◆ Exercise prompt ◆
Only the number is needed: how many lines of the records include "scaled"?

◆ Figure record listings ◆
_ _ _ _

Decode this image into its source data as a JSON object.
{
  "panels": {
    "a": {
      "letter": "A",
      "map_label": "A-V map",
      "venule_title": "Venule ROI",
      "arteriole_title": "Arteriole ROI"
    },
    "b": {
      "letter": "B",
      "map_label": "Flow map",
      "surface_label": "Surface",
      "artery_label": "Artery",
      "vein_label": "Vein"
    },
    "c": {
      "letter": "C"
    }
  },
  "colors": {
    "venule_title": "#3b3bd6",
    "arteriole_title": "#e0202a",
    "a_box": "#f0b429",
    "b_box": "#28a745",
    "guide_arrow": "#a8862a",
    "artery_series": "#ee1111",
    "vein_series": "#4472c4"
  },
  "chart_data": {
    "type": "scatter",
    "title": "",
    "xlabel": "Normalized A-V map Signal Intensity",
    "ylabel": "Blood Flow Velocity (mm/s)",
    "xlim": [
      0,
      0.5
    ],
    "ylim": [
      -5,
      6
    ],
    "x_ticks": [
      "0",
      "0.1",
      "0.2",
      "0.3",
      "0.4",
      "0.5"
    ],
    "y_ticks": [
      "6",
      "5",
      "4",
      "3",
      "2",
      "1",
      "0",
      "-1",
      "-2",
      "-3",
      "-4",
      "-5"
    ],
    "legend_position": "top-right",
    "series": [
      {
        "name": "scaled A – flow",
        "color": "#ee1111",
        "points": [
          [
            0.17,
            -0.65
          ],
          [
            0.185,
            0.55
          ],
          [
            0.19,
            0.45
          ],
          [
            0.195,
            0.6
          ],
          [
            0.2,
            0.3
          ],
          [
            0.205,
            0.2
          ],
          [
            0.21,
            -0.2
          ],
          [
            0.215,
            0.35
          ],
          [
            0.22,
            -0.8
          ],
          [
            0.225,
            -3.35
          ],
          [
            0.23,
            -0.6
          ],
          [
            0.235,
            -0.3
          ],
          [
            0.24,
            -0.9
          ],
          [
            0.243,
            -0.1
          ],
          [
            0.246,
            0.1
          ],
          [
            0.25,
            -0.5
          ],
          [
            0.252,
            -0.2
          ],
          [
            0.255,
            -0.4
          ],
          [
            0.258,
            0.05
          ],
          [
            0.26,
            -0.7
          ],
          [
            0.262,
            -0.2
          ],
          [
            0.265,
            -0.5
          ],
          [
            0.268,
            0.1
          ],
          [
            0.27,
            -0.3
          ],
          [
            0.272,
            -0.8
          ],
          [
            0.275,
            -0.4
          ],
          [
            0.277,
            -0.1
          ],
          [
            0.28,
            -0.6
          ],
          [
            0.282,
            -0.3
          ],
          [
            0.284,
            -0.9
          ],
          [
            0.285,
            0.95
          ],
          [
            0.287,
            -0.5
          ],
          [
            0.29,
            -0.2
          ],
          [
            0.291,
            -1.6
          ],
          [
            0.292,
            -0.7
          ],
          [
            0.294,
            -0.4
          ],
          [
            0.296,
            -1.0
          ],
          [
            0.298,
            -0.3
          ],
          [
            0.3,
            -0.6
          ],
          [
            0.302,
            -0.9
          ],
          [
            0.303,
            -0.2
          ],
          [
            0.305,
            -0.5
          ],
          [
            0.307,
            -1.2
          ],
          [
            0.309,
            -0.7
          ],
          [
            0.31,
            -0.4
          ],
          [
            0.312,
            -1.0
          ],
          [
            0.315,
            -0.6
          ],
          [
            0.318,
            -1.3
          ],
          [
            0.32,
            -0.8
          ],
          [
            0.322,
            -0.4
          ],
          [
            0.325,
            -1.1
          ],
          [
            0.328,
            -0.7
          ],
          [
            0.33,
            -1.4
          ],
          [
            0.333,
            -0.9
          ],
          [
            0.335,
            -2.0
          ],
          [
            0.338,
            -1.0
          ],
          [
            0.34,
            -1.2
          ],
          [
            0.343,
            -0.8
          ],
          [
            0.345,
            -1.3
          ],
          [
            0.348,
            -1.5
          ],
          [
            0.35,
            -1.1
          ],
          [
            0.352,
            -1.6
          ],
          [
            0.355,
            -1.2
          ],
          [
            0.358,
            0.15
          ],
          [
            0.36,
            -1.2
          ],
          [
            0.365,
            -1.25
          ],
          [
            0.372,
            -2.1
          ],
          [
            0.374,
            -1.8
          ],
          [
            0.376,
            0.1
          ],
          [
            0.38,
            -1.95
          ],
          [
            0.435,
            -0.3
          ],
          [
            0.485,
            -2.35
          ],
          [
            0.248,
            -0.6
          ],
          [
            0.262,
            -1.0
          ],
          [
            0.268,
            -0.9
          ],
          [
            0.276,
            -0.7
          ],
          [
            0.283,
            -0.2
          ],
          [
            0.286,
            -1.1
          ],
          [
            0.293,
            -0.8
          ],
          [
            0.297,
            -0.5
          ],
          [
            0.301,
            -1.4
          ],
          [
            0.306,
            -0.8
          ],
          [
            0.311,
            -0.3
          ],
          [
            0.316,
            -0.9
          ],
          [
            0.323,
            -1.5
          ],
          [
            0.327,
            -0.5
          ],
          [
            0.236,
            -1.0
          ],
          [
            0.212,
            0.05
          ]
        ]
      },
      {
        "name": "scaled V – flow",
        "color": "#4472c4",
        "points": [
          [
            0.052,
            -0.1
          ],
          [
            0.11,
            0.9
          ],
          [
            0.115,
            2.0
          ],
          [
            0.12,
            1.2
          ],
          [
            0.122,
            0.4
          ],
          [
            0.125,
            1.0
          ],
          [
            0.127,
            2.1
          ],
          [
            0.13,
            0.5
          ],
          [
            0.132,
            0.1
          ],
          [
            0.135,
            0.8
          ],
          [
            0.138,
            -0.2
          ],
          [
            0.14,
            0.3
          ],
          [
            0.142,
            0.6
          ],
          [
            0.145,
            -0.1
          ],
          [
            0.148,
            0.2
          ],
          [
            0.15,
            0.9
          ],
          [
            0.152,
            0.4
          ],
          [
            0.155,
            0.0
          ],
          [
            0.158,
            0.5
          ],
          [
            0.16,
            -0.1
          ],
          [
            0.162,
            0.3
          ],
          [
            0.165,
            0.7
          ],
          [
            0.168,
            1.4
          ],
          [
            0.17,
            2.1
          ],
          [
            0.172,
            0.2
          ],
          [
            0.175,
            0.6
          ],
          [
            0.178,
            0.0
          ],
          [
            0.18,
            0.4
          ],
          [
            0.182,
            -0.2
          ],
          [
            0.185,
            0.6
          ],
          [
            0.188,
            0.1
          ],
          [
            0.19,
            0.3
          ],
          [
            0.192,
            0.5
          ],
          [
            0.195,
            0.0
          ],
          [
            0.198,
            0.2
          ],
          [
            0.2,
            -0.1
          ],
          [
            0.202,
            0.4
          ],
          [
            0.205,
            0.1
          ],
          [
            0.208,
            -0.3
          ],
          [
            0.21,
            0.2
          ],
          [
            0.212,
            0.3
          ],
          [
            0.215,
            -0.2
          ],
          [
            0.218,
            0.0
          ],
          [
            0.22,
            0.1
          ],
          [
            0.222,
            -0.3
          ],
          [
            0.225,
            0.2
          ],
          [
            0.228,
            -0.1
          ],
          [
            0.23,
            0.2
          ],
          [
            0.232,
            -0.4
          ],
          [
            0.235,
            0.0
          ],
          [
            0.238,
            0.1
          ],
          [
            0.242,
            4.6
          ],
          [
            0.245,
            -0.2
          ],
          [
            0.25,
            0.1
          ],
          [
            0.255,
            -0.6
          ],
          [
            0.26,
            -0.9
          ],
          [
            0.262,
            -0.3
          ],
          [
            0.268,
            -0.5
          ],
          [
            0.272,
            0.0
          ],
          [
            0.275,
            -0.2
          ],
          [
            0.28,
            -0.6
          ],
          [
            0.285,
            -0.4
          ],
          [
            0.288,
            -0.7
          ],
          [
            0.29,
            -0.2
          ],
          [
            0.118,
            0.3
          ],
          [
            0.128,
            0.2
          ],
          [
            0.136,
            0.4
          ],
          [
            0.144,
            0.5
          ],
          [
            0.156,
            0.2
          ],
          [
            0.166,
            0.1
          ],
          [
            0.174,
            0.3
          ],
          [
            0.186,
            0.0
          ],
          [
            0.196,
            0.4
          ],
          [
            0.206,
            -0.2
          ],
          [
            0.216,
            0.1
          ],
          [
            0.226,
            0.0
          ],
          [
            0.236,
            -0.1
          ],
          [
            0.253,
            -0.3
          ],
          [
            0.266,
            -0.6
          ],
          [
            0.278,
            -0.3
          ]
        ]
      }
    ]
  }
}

_ _ _ _

◆ Final answer ◆
2